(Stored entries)
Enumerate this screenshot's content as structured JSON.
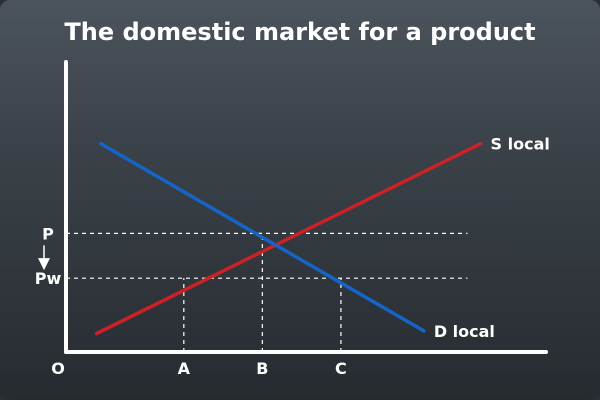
{
  "chart_data": {
    "type": "line",
    "title": "The domestic market for a product",
    "xlabel": "",
    "ylabel": "",
    "xlim": [
      0,
      11
    ],
    "ylim": [
      0,
      11
    ],
    "grid": false,
    "origin_label": "O",
    "series": [
      {
        "name": "S local",
        "color": "#cc2127",
        "x": [
          0.7,
          9.5
        ],
        "y": [
          0.7,
          7.9
        ]
      },
      {
        "name": "D local",
        "color": "#1565c8",
        "x": [
          0.8,
          8.2
        ],
        "y": [
          7.9,
          0.8
        ]
      }
    ],
    "y_markers": [
      {
        "label": "P",
        "value": 4.5
      },
      {
        "label": "Pw",
        "value": 2.8
      }
    ],
    "x_markers": [
      {
        "label": "A",
        "value": 2.7,
        "to": 2.8
      },
      {
        "label": "B",
        "value": 4.5,
        "to": 4.5
      },
      {
        "label": "C",
        "value": 6.3,
        "to": 2.8
      }
    ],
    "price_change_arrow": {
      "from": "P",
      "to": "Pw"
    },
    "colors": {
      "axis": "#ffffff",
      "guides": "#ffffff",
      "supply": "#cc2127",
      "demand": "#1565c8"
    }
  }
}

■ Your goal
Omit the pictures and restate the rest of the records verbatim.

■ In response
Enumerate this screenshot's content as structured JSON.
{
  "chart_data": {
    "type": "line",
    "title": "The domestic market for a product",
    "xlabel": "",
    "ylabel": "",
    "xlim": [
      0,
      11
    ],
    "ylim": [
      0,
      11
    ],
    "grid": false,
    "origin_label": "O",
    "series": [
      {
        "name": "S local",
        "color": "#cc2127",
        "x": [
          0.7,
          9.5
        ],
        "y": [
          0.7,
          7.9
        ]
      },
      {
        "name": "D local",
        "color": "#1565c8",
        "x": [
          0.8,
          8.2
        ],
        "y": [
          7.9,
          0.8
        ]
      }
    ],
    "y_markers": [
      {
        "label": "P",
        "value": 4.5
      },
      {
        "label": "Pw",
        "value": 2.8
      }
    ],
    "x_markers": [
      {
        "label": "A",
        "value": 2.7,
        "to": 2.8
      },
      {
        "label": "B",
        "value": 4.5,
        "to": 4.5
      },
      {
        "label": "C",
        "value": 6.3,
        "to": 2.8
      }
    ],
    "price_change_arrow": {
      "from": "P",
      "to": "Pw"
    },
    "colors": {
      "axis": "#ffffff",
      "guides": "#ffffff",
      "supply": "#cc2127",
      "demand": "#1565c8"
    }
  }
}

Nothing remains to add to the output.